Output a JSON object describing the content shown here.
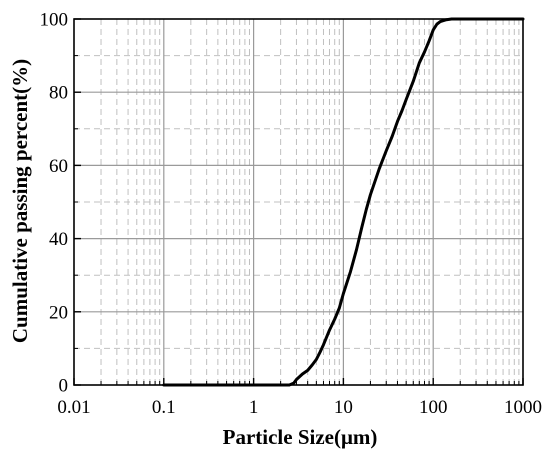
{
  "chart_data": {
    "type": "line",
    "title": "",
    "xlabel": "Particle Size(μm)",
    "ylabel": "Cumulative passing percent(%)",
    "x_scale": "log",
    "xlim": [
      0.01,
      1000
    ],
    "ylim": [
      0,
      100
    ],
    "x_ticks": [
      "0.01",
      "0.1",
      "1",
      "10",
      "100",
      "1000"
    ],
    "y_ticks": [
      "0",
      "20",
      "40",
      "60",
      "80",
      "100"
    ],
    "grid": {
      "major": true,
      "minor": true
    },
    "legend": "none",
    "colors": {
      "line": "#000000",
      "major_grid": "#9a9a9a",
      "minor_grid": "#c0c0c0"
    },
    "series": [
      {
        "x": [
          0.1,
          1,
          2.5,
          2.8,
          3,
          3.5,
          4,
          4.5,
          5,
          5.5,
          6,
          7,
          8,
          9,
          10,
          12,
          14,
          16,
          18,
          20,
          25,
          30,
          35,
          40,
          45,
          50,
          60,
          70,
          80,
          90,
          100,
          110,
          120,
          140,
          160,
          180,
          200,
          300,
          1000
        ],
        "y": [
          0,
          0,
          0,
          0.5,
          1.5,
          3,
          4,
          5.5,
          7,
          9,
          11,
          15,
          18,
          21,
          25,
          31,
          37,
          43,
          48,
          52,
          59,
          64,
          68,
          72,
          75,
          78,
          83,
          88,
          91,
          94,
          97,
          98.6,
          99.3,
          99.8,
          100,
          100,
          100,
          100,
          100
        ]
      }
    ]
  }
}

· · · · · · ·

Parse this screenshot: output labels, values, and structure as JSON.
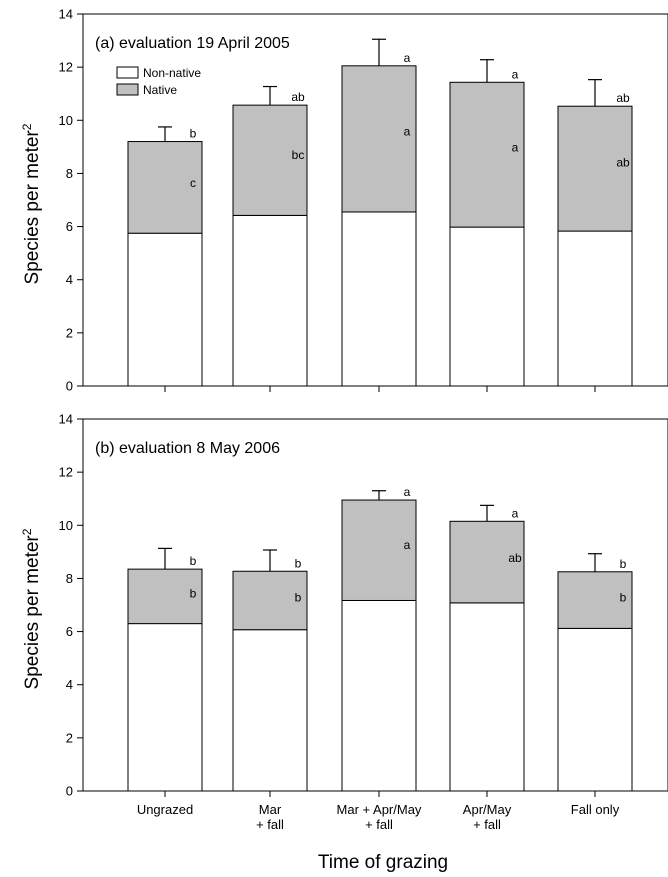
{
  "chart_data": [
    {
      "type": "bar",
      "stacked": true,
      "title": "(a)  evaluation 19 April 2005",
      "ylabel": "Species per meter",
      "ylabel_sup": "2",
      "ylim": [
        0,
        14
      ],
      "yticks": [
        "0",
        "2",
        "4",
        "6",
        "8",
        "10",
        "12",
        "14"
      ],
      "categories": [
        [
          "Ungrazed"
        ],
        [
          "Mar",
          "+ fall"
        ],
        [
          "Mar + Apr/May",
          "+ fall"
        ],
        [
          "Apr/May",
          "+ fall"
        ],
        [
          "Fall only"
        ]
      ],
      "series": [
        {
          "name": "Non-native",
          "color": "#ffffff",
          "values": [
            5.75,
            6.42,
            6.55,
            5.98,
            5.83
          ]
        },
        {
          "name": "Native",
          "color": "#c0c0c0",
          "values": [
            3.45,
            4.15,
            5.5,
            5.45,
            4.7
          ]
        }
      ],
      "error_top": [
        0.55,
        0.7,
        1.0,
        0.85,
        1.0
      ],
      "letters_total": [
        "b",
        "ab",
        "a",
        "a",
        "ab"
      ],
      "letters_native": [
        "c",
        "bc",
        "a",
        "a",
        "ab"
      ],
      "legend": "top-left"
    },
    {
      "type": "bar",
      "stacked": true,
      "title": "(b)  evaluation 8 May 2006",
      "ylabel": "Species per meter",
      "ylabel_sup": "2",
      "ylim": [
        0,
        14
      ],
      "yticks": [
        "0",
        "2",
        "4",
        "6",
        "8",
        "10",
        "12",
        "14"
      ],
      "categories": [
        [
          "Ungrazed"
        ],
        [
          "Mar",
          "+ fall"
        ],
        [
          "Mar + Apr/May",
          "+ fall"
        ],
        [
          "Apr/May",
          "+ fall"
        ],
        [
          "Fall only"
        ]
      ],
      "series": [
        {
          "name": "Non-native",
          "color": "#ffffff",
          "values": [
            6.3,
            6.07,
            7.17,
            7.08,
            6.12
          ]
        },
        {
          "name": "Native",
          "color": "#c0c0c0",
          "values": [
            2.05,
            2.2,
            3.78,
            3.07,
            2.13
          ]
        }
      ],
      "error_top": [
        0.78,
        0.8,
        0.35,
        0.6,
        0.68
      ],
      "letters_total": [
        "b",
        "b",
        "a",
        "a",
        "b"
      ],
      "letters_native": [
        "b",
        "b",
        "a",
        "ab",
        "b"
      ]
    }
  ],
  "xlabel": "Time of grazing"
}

· · · · · · ·

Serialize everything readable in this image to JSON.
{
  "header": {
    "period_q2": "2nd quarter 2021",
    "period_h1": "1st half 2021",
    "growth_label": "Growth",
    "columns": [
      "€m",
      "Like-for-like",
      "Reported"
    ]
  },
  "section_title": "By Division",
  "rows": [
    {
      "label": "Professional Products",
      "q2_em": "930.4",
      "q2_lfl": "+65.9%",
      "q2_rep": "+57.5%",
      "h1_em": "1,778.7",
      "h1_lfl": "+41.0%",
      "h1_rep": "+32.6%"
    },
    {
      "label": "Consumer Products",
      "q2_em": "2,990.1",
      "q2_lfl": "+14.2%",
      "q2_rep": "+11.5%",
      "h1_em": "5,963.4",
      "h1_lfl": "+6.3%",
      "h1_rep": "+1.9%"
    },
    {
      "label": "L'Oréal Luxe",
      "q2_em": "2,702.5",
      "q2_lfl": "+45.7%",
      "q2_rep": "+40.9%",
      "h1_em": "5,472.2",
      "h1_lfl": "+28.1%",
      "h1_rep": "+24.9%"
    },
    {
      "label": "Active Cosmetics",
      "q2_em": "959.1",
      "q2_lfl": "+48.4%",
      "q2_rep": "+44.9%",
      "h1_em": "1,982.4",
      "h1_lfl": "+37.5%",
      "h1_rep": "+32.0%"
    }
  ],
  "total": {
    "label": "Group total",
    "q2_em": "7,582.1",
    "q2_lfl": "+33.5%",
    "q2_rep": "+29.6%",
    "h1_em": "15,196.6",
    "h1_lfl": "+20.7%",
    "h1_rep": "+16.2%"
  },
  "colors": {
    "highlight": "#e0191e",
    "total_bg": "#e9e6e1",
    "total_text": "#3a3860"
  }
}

· · · · · · ·

**Aim of the exercise**
Gather all lines of the records that include the word "xlabel".

**The answer**
    "xlabel": "Particle Size(μm)",
  "xlabel": "Time of grazing"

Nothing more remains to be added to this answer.